PROBLEM TO SOLVE:
Retype all the entries word for word, but omit the pictures.
━━ TASK INPUTS
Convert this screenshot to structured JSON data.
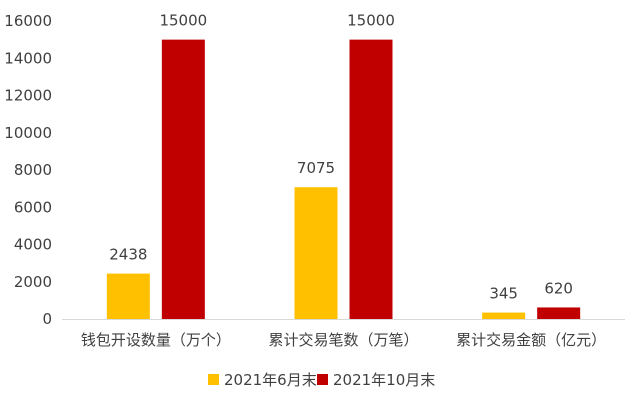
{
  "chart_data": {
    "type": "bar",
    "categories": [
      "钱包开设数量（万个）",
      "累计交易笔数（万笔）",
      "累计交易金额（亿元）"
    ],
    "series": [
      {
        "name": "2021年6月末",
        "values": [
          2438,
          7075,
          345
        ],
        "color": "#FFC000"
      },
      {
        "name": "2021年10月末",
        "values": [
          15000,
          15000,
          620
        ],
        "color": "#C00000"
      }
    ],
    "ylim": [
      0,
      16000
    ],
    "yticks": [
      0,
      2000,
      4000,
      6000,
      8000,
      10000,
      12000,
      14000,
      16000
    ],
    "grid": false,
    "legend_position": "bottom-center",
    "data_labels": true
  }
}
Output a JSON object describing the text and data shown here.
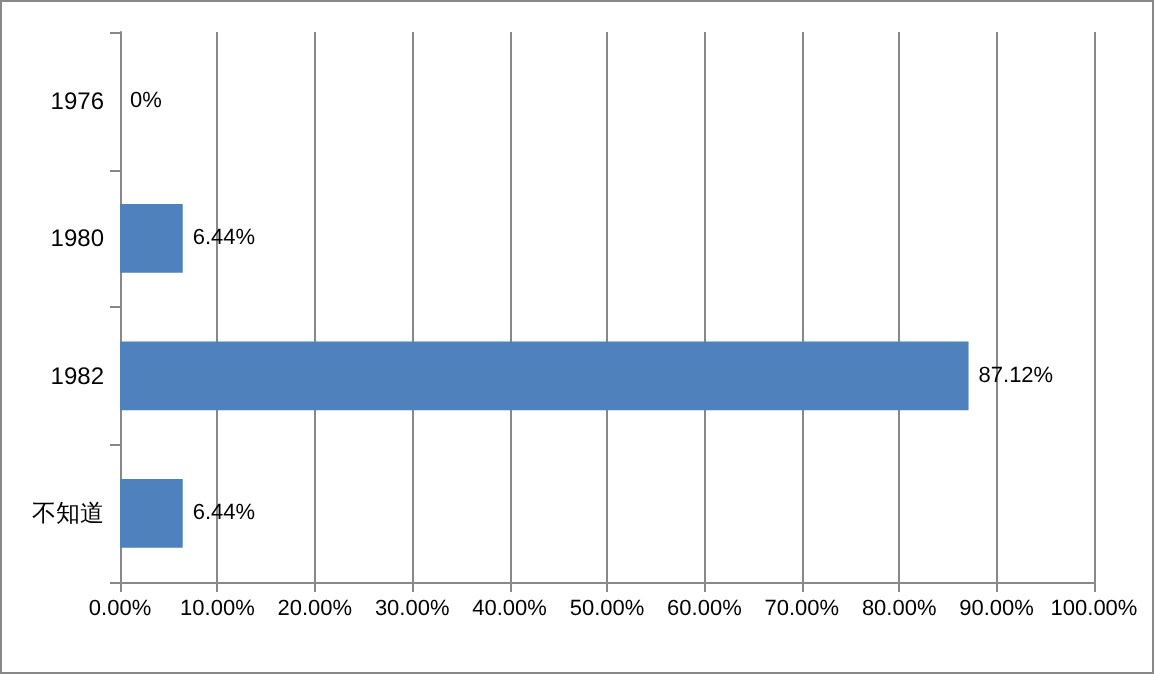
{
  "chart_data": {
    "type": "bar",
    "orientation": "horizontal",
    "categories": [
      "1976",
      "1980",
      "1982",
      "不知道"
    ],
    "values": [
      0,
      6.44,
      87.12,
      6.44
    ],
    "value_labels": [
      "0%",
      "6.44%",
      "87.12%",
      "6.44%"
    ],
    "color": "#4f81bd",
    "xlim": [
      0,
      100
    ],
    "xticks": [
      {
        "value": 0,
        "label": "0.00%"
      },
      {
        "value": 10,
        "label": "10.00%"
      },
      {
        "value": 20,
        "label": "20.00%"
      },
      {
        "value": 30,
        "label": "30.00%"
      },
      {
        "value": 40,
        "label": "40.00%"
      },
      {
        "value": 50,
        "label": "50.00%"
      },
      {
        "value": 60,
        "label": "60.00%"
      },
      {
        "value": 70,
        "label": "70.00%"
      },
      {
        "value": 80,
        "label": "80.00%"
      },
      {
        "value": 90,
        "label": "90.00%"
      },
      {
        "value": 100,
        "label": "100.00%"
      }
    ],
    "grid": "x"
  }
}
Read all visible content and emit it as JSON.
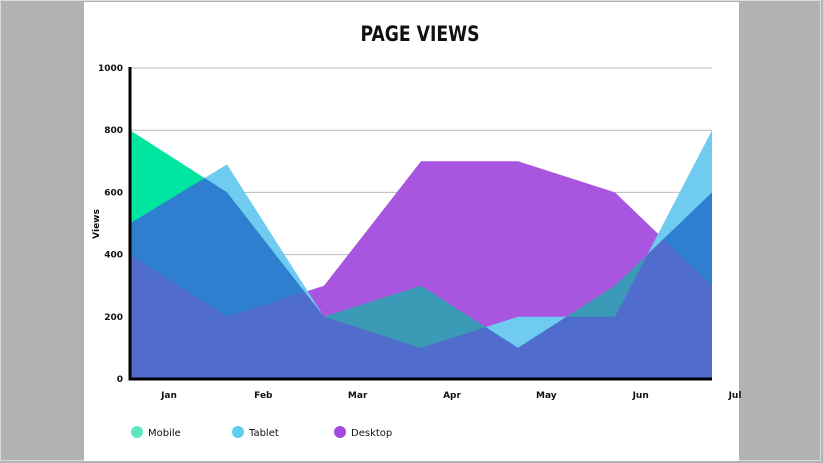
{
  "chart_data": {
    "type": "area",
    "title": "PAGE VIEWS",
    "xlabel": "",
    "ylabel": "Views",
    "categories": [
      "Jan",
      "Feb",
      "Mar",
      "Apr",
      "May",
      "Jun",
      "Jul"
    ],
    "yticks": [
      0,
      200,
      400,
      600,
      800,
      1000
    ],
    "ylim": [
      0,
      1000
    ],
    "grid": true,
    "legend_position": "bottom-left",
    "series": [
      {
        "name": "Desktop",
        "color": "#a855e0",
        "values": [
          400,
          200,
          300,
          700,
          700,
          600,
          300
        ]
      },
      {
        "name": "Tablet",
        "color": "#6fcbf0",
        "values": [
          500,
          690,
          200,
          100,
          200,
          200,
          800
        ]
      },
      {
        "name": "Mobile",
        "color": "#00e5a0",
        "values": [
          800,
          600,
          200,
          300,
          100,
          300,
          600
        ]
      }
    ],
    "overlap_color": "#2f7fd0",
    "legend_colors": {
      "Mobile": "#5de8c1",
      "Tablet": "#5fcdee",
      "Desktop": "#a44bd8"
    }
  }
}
━━━━
TASK OUTPUT:
Convert this screenshot to structured JSON data.
{
  "chart_data": {
    "type": "bar",
    "categories": [
      "钱包开设数量（万个）",
      "累计交易笔数（万笔）",
      "累计交易金额（亿元）"
    ],
    "series": [
      {
        "name": "2021年6月末",
        "values": [
          2438,
          7075,
          345
        ],
        "color": "#FFC000"
      },
      {
        "name": "2021年10月末",
        "values": [
          15000,
          15000,
          620
        ],
        "color": "#C00000"
      }
    ],
    "ylim": [
      0,
      16000
    ],
    "yticks": [
      0,
      2000,
      4000,
      6000,
      8000,
      10000,
      12000,
      14000,
      16000
    ],
    "grid": false,
    "legend_position": "bottom-center",
    "data_labels": true
  }
}
Output a JSON object describing the text and data shown here.
{
  "chart_data": {
    "type": "bar",
    "orientation": "horizontal",
    "categories": [
      "1976",
      "1980",
      "1982",
      "不知道"
    ],
    "values": [
      0,
      6.44,
      87.12,
      6.44
    ],
    "value_labels": [
      "0%",
      "6.44%",
      "87.12%",
      "6.44%"
    ],
    "color": "#4f81bd",
    "xlim": [
      0,
      100
    ],
    "xticks": [
      {
        "value": 0,
        "label": "0.00%"
      },
      {
        "value": 10,
        "label": "10.00%"
      },
      {
        "value": 20,
        "label": "20.00%"
      },
      {
        "value": 30,
        "label": "30.00%"
      },
      {
        "value": 40,
        "label": "40.00%"
      },
      {
        "value": 50,
        "label": "50.00%"
      },
      {
        "value": 60,
        "label": "60.00%"
      },
      {
        "value": 70,
        "label": "70.00%"
      },
      {
        "value": 80,
        "label": "80.00%"
      },
      {
        "value": 90,
        "label": "90.00%"
      },
      {
        "value": 100,
        "label": "100.00%"
      }
    ],
    "grid": "x"
  }
}
Read all visible content and emit it as JSON.
{
  "chart_data": {
    "type": "area",
    "title": "PAGE VIEWS",
    "xlabel": "",
    "ylabel": "Views",
    "categories": [
      "Jan",
      "Feb",
      "Mar",
      "Apr",
      "May",
      "Jun",
      "Jul"
    ],
    "yticks": [
      0,
      200,
      400,
      600,
      800,
      1000
    ],
    "ylim": [
      0,
      1000
    ],
    "grid": true,
    "legend_position": "bottom-left",
    "series": [
      {
        "name": "Desktop",
        "color": "#a855e0",
        "values": [
          400,
          200,
          300,
          700,
          700,
          600,
          300
        ]
      },
      {
        "name": "Tablet",
        "color": "#6fcbf0",
        "values": [
          500,
          690,
          200,
          100,
          200,
          200,
          800
        ]
      },
      {
        "name": "Mobile",
        "color": "#00e5a0",
        "values": [
          800,
          600,
          200,
          300,
          100,
          300,
          600
        ]
      }
    ],
    "overlap_color": "#2f7fd0",
    "legend_colors": {
      "Mobile": "#5de8c1",
      "Tablet": "#5fcdee",
      "Desktop": "#a44bd8"
    }
  }
}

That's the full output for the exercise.